DESCRIPTION OF THE TASK: Go through the entries and count the lines with the string "ylabel" in them. Give only that number.

=-=-=-=-=

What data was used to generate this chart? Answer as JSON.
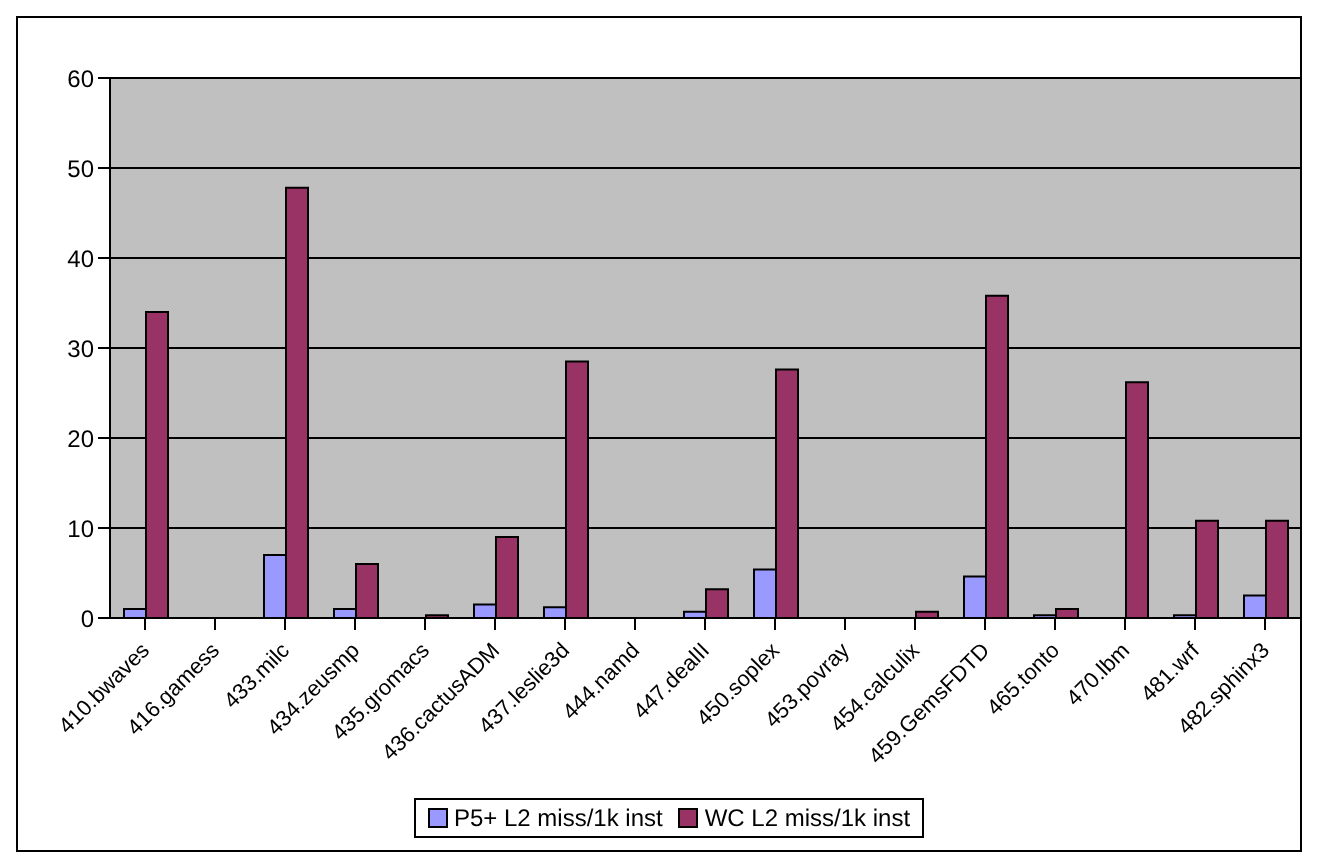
{
  "chart_data": {
    "type": "bar",
    "categories": [
      "410.bwaves",
      "416.gamess",
      "433.milc",
      "434.zeusmp",
      "435.gromacs",
      "436.cactusADM",
      "437.leslie3d",
      "444.namd",
      "447.dealII",
      "450.soplex",
      "453.povray",
      "454.calculix",
      "459.GemsFDTD",
      "465.tonto",
      "470.lbm",
      "481.wrf",
      "482.sphinx3"
    ],
    "series": [
      {
        "name": "P5+ L2 miss/1k inst",
        "color": "#9999ff",
        "values": [
          1,
          0,
          7,
          1,
          0,
          1.5,
          1.2,
          0,
          0.7,
          5.4,
          0,
          0,
          4.6,
          0.3,
          0,
          0.3,
          2.5
        ]
      },
      {
        "name": "WC L2 miss/1k inst",
        "color": "#993366",
        "values": [
          34,
          0,
          47.8,
          6,
          0.3,
          9,
          28.5,
          0,
          3.2,
          27.6,
          0,
          0.7,
          35.8,
          1,
          26.2,
          10.8,
          10.8
        ]
      }
    ],
    "ylim": [
      0,
      60
    ],
    "yticks": [
      0,
      10,
      20,
      30,
      40,
      50,
      60
    ],
    "grid": "y",
    "legend": "bottom"
  }
}
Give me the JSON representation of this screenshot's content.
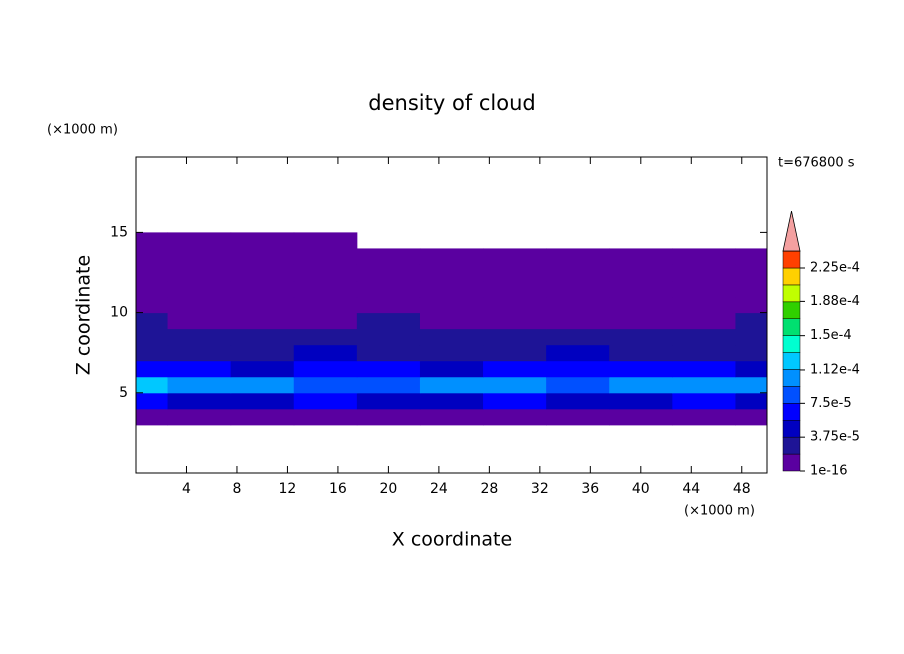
{
  "chart_data": {
    "type": "contour",
    "title": "density of cloud",
    "xlabel": "X coordinate",
    "ylabel": "Z coordinate",
    "x_unit": "(×1000 m)",
    "y_unit": "(×1000 m)",
    "annotation": "t=676800 s",
    "xlim": [
      0,
      50
    ],
    "ylim": [
      0,
      19.7
    ],
    "xticks": [
      4,
      8,
      12,
      16,
      20,
      24,
      28,
      32,
      36,
      40,
      44,
      48
    ],
    "yticks": [
      5,
      10,
      15
    ],
    "x": [
      0,
      5,
      10,
      15,
      20,
      25,
      30,
      35,
      40,
      45,
      50
    ],
    "z": [
      3.5,
      4.5,
      5.5,
      6.5,
      7.5,
      8.5,
      9.5,
      10.5,
      11.5,
      12.5,
      13.5,
      14.5
    ],
    "values": [
      [
        1e-05,
        1.2e-05,
        1.2e-05,
        1e-05,
        1.2e-05,
        1.2e-05,
        1e-05,
        1.2e-05,
        1.2e-05,
        1e-05,
        1.2e-05
      ],
      [
        6e-05,
        5.5e-05,
        5e-05,
        6e-05,
        5e-05,
        5.5e-05,
        6e-05,
        5e-05,
        5.5e-05,
        6e-05,
        5.5e-05
      ],
      [
        0.00013,
        9.5e-05,
        0.0001,
        8e-05,
        9e-05,
        0.000105,
        0.0001,
        9e-05,
        9.5e-05,
        0.0001,
        0.00011
      ],
      [
        7e-05,
        6e-05,
        5e-05,
        6.5e-05,
        6e-05,
        5.5e-05,
        6e-05,
        6.5e-05,
        7e-05,
        6e-05,
        5e-05
      ],
      [
        3e-05,
        3.5e-05,
        3e-05,
        4e-05,
        3.5e-05,
        3e-05,
        3.5e-05,
        4e-05,
        3e-05,
        3.5e-05,
        3e-05
      ],
      [
        2.5e-05,
        2.8e-05,
        2.2e-05,
        2.5e-05,
        3e-05,
        2.5e-05,
        2.2e-05,
        2.6e-05,
        2.8e-05,
        2.5e-05,
        2.2e-05
      ],
      [
        2e-05,
        1.5e-05,
        1.2e-05,
        1.5e-05,
        2e-05,
        1.5e-05,
        1.2e-05,
        1.5e-05,
        1.2e-05,
        1.5e-05,
        2e-05
      ],
      [
        1.5e-05,
        1e-05,
        8e-06,
        5e-06,
        1e-05,
        8e-06,
        5e-06,
        8e-06,
        1e-05,
        5e-06,
        8e-06
      ],
      [
        2e-06,
        2e-06,
        2e-06,
        2e-06,
        2e-06,
        2e-06,
        2e-06,
        2e-06,
        2e-06,
        2e-06,
        2e-06
      ],
      [
        2e-06,
        2e-06,
        2e-06,
        2e-06,
        2e-06,
        2e-06,
        2e-06,
        2e-06,
        2e-06,
        2e-06,
        2e-06
      ],
      [
        2e-06,
        2e-06,
        2e-06,
        2e-06,
        2e-06,
        2e-06,
        2e-06,
        2e-06,
        2e-06,
        2e-06,
        2e-06
      ],
      [
        2e-06,
        2e-06,
        2e-06,
        2e-06,
        null,
        null,
        null,
        null,
        null,
        null,
        null
      ]
    ],
    "levels": [
      1e-16,
      1.875e-05,
      3.75e-05,
      5.625e-05,
      7.5e-05,
      9.375e-05,
      0.0001125,
      0.00013125,
      0.00015,
      0.00016875,
      0.0001875,
      0.00020625,
      0.000225,
      0.00024375
    ],
    "colors": [
      "#5a00a0",
      "#1e1496",
      "#0000c0",
      "#0000ff",
      "#0050ff",
      "#0090ff",
      "#00c8ff",
      "#00ffd0",
      "#00e070",
      "#30d000",
      "#c0ff00",
      "#ffd000",
      "#ff4000",
      "#f4a0a0"
    ],
    "colorbar_ticks": [
      {
        "value": 1e-16,
        "label": "1e-16"
      },
      {
        "value": 3.75e-05,
        "label": "3.75e-5"
      },
      {
        "value": 7.5e-05,
        "label": "7.5e-5"
      },
      {
        "value": 0.000112,
        "label": "1.12e-4"
      },
      {
        "value": 0.00015,
        "label": "1.5e-4"
      },
      {
        "value": 0.000188,
        "label": "1.88e-4"
      },
      {
        "value": 0.000225,
        "label": "2.25e-4"
      }
    ]
  }
}
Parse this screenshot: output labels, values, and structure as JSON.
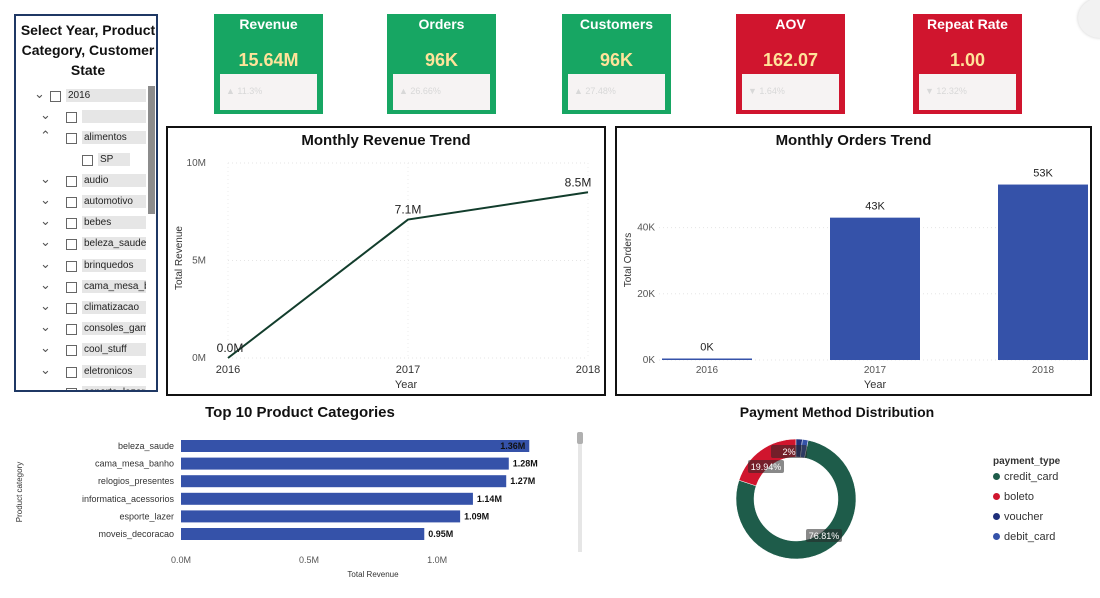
{
  "slicer": {
    "title": "Select Year, Product Category, Customer State",
    "items": [
      {
        "label": "2016",
        "chev": "v",
        "level": 0,
        "checkbox": true
      },
      {
        "label": "",
        "chev": "v",
        "level": 1,
        "checkbox": true
      },
      {
        "label": "alimentos",
        "chev": "^",
        "level": 1,
        "checkbox": true
      },
      {
        "label": "SP",
        "chev": "",
        "level": 2,
        "checkbox": true
      },
      {
        "label": "audio",
        "chev": "v",
        "level": 1,
        "checkbox": true
      },
      {
        "label": "automotivo",
        "chev": "v",
        "level": 1,
        "checkbox": true
      },
      {
        "label": "bebes",
        "chev": "v",
        "level": 1,
        "checkbox": true
      },
      {
        "label": "beleza_saude",
        "chev": "v",
        "level": 1,
        "checkbox": true
      },
      {
        "label": "brinquedos",
        "chev": "v",
        "level": 1,
        "checkbox": true
      },
      {
        "label": "cama_mesa_ba...",
        "chev": "v",
        "level": 1,
        "checkbox": true
      },
      {
        "label": "climatizacao",
        "chev": "v",
        "level": 1,
        "checkbox": true
      },
      {
        "label": "consoles_games",
        "chev": "v",
        "level": 1,
        "checkbox": true
      },
      {
        "label": "cool_stuff",
        "chev": "v",
        "level": 1,
        "checkbox": true
      },
      {
        "label": "eletronicos",
        "chev": "v",
        "level": 1,
        "checkbox": true
      },
      {
        "label": "esporte_lazer",
        "chev": "v",
        "level": 1,
        "checkbox": true
      }
    ]
  },
  "kpis": [
    {
      "title": "Revenue",
      "value": "15.64M",
      "delta": "▲ 11.3%",
      "status": "good"
    },
    {
      "title": "Orders",
      "value": "96K",
      "delta": "▲ 26.66%",
      "status": "good"
    },
    {
      "title": "Customers",
      "value": "96K",
      "delta": "▲ 27.48%",
      "status": "good"
    },
    {
      "title": "AOV",
      "value": "162.07",
      "delta": "▼ 1.64%",
      "status": "bad"
    },
    {
      "title": "Repeat Rate",
      "value": "1.00",
      "delta": "▼ 12.32%",
      "status": "bad"
    }
  ],
  "colors": {
    "good": "#17a663",
    "bad": "#d0152e",
    "bar": "#3552a9",
    "line": "#123d2c",
    "credit_card": "#1e5c4a",
    "boleto": "#d0152e",
    "voucher": "#1f2f7a",
    "debit_card": "#3552a9"
  },
  "revenue_chart": {
    "title": "Monthly Revenue Trend",
    "xlabel": "Year",
    "ylabel": "Total Revenue",
    "yticks": [
      "0M",
      "5M",
      "10M"
    ]
  },
  "orders_chart": {
    "title": "Monthly Orders Trend",
    "xlabel": "Year",
    "ylabel": "Total Orders",
    "yticks": [
      "0K",
      "20K",
      "40K"
    ]
  },
  "categories_chart": {
    "title": "Top 10 Product Categories",
    "xlabel": "Total Revenue",
    "ylabel": "Product category",
    "xticks": [
      "0.0M",
      "0.5M",
      "1.0M"
    ]
  },
  "payment_chart": {
    "title": "Payment Method Distribution",
    "legend_title": "payment_type"
  },
  "chart_data": [
    {
      "type": "line",
      "title": "Monthly Revenue Trend",
      "xlabel": "Year",
      "ylabel": "Total Revenue",
      "x": [
        "2016",
        "2017",
        "2018"
      ],
      "values": [
        0.0,
        7.1,
        8.5
      ],
      "labels": [
        "0.0M",
        "7.1M",
        "8.5M"
      ],
      "ylim": [
        0,
        10
      ]
    },
    {
      "type": "bar",
      "title": "Monthly Orders Trend",
      "xlabel": "Year",
      "ylabel": "Total Orders",
      "categories": [
        "2016",
        "2017",
        "2018"
      ],
      "values": [
        0.3,
        43,
        53
      ],
      "labels": [
        "0K",
        "43K",
        "53K"
      ],
      "ylim": [
        0,
        58
      ]
    },
    {
      "type": "bar",
      "orientation": "horizontal",
      "title": "Top 10 Product Categories",
      "xlabel": "Total Revenue",
      "ylabel": "Product category",
      "categories": [
        "beleza_saude",
        "cama_mesa_banho",
        "relogios_presentes",
        "informatica_acessorios",
        "esporte_lazer",
        "moveis_decoracao"
      ],
      "values": [
        1.36,
        1.28,
        1.27,
        1.14,
        1.09,
        0.95
      ],
      "labels": [
        "1.36M",
        "1.28M",
        "1.27M",
        "1.14M",
        "1.09M",
        "0.95M"
      ],
      "xlim": [
        0,
        1.48
      ]
    },
    {
      "type": "pie",
      "title": "Payment Method Distribution",
      "legend_title": "payment_type",
      "categories": [
        "credit_card",
        "boleto",
        "voucher",
        "debit_card"
      ],
      "values": [
        76.81,
        19.94,
        1.7,
        1.55
      ],
      "labels": [
        "76.81%",
        "19.94%",
        "2%",
        ""
      ]
    }
  ]
}
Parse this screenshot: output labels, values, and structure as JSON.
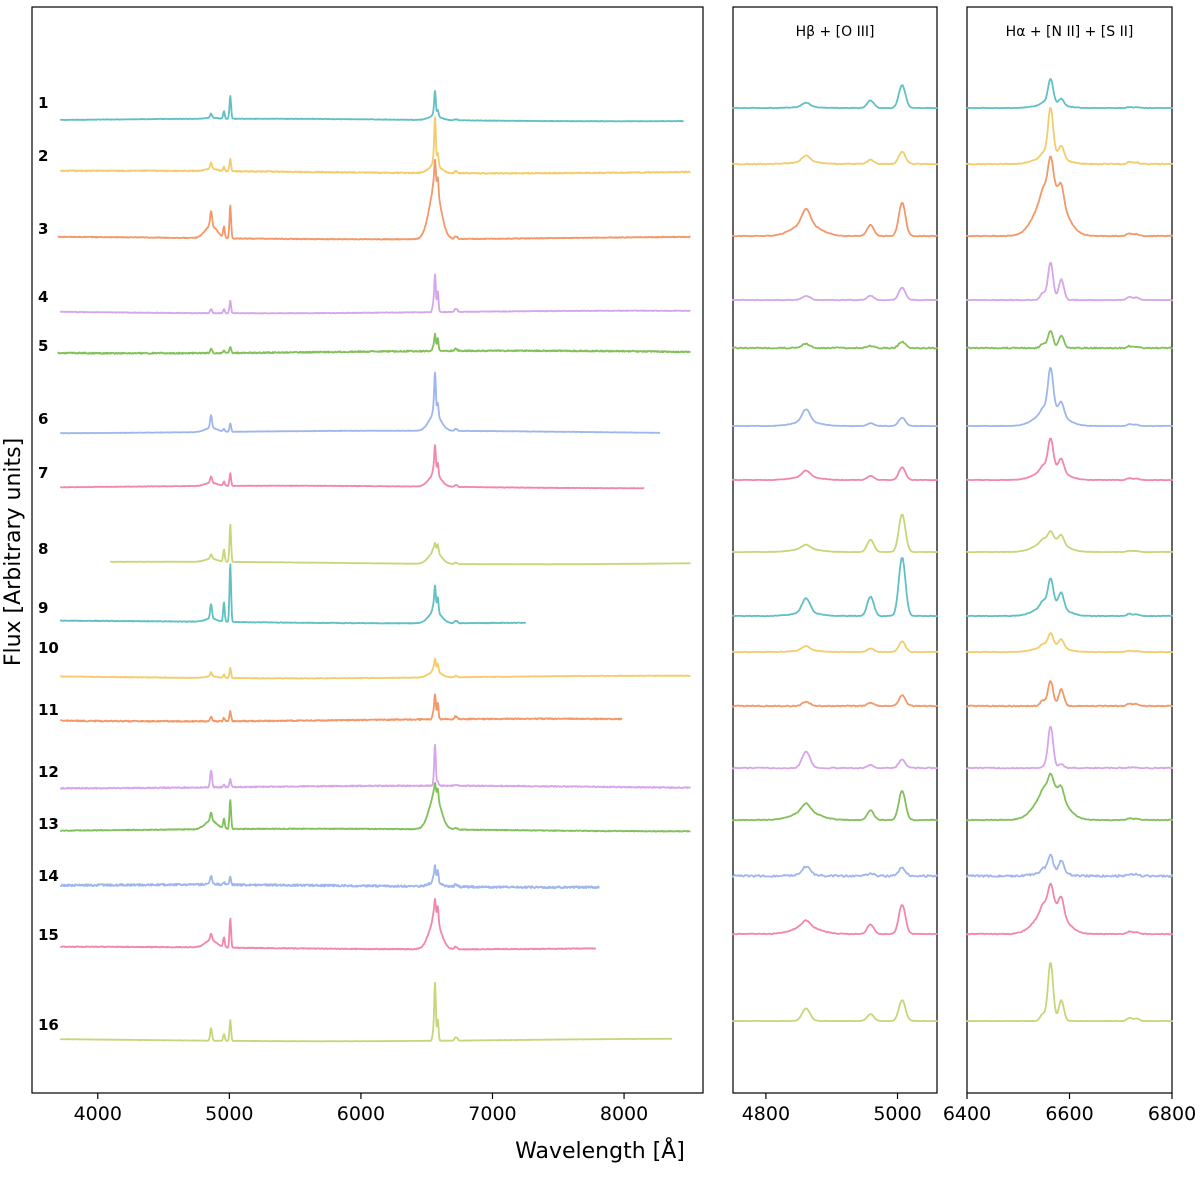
{
  "chart_data": {
    "type": "line",
    "xlabel": "Wavelength [Å]",
    "ylabel": "Flux [Arbitrary units]",
    "panels": [
      {
        "id": "full",
        "title": "",
        "xlim": [
          3500,
          8600
        ],
        "ticks": [
          4000,
          5000,
          6000,
          7000,
          8000
        ],
        "tick_labels": [
          "4000",
          "5000",
          "6000",
          "7000",
          "8000"
        ]
      },
      {
        "id": "hbeta",
        "title": "Hβ + [O III]",
        "xlim": [
          4750,
          5060
        ],
        "ticks": [
          4800,
          5000
        ],
        "tick_labels": [
          "4800",
          "5000"
        ]
      },
      {
        "id": "halpha",
        "title": "Hα + [N II] + [S II]",
        "xlim": [
          6400,
          6800
        ],
        "ticks": [
          6400,
          6600,
          6800
        ],
        "tick_labels": [
          "6400",
          "6600",
          "6800"
        ]
      }
    ],
    "lines": [
      {
        "name": "Hβ",
        "wave": 4861
      },
      {
        "name": "[O III] 4959",
        "wave": 4959
      },
      {
        "name": "[O III] 5007",
        "wave": 5007
      },
      {
        "name": "[N II] 6548",
        "wave": 6548
      },
      {
        "name": "Hα",
        "wave": 6563
      },
      {
        "name": "[N II] 6584",
        "wave": 6584
      },
      {
        "name": "[S II] 6717",
        "wave": 6717
      },
      {
        "name": "[S II] 6731",
        "wave": 6731
      }
    ],
    "series": [
      {
        "label": "1",
        "color": "#60c0c4",
        "range": [
          3720,
          8450
        ],
        "broad": 0.1,
        "oiii": 0.55,
        "hb": 0.1,
        "ha": 0.6,
        "nii": 0.15,
        "noise": 0.1
      },
      {
        "label": "2",
        "color": "#f3cc6c",
        "range": [
          3720,
          8500
        ],
        "broad": 0.2,
        "oiii": 0.3,
        "hb": 0.15,
        "ha": 1.15,
        "nii": 0.3,
        "noise": 0.2
      },
      {
        "label": "3",
        "color": "#f2986a",
        "range": [
          3700,
          8500
        ],
        "broad": 1.2,
        "oiii": 0.8,
        "hb": 0.35,
        "ha": 0.7,
        "nii": 0.4,
        "noise": 0.15
      },
      {
        "label": "4",
        "color": "#d6a5ea",
        "range": [
          3720,
          8500
        ],
        "broad": 0.0,
        "oiii": 0.3,
        "hb": 0.1,
        "ha": 0.9,
        "nii": 0.5,
        "noise": 0.12
      },
      {
        "label": "5",
        "color": "#82c05c",
        "range": [
          3700,
          8500
        ],
        "broad": 0.0,
        "oiii": 0.15,
        "hb": 0.1,
        "ha": 0.4,
        "nii": 0.3,
        "noise": 0.25
      },
      {
        "label": "6",
        "color": "#9fb6ec",
        "range": [
          3720,
          8270
        ],
        "broad": 0.4,
        "oiii": 0.2,
        "hb": 0.3,
        "ha": 1.0,
        "nii": 0.3,
        "noise": 0.08
      },
      {
        "label": "7",
        "color": "#f386ac",
        "range": [
          3720,
          8150
        ],
        "broad": 0.3,
        "oiii": 0.3,
        "hb": 0.15,
        "ha": 0.7,
        "nii": 0.3,
        "noise": 0.1
      },
      {
        "label": "8",
        "color": "#c6d678",
        "range": [
          4100,
          8500
        ],
        "broad": 0.3,
        "oiii": 0.9,
        "hb": 0.1,
        "ha": 0.2,
        "nii": 0.2,
        "noise": 0.05
      },
      {
        "label": "9",
        "color": "#60c0c4",
        "range": [
          3720,
          7250
        ],
        "broad": 0.3,
        "oiii": 1.4,
        "hb": 0.35,
        "ha": 0.6,
        "nii": 0.35,
        "noise": 0.12
      },
      {
        "label": "10",
        "color": "#f3cc6c",
        "range": [
          3720,
          8500
        ],
        "broad": 0.15,
        "oiii": 0.25,
        "hb": 0.1,
        "ha": 0.3,
        "nii": 0.2,
        "noise": 0.12
      },
      {
        "label": "11",
        "color": "#f2986a",
        "range": [
          3720,
          7980
        ],
        "broad": 0.0,
        "oiii": 0.25,
        "hb": 0.1,
        "ha": 0.6,
        "nii": 0.4,
        "noise": 0.22
      },
      {
        "label": "12",
        "color": "#d6a5ea",
        "range": [
          3720,
          8500
        ],
        "broad": 0.0,
        "oiii": 0.2,
        "hb": 0.4,
        "ha": 1.0,
        "nii": 0.1,
        "noise": 0.22
      },
      {
        "label": "13",
        "color": "#82c05c",
        "range": [
          3720,
          8500
        ],
        "broad": 0.8,
        "oiii": 0.7,
        "hb": 0.2,
        "ha": 0.3,
        "nii": 0.25,
        "noise": 0.15
      },
      {
        "label": "14",
        "color": "#9fb6ec",
        "range": [
          3720,
          7810
        ],
        "broad": 0.1,
        "oiii": 0.2,
        "hb": 0.2,
        "ha": 0.4,
        "nii": 0.3,
        "noise": 0.4
      },
      {
        "label": "15",
        "color": "#f386ac",
        "range": [
          3720,
          7780
        ],
        "broad": 0.7,
        "oiii": 0.7,
        "hb": 0.15,
        "ha": 0.5,
        "nii": 0.4,
        "noise": 0.15
      },
      {
        "label": "16",
        "color": "#c6d678",
        "range": [
          3720,
          8360
        ],
        "broad": 0.0,
        "oiii": 0.5,
        "hb": 0.3,
        "ha": 1.4,
        "nii": 0.5,
        "noise": 0.06
      }
    ]
  }
}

=-=-=-=-=

RESULT: 8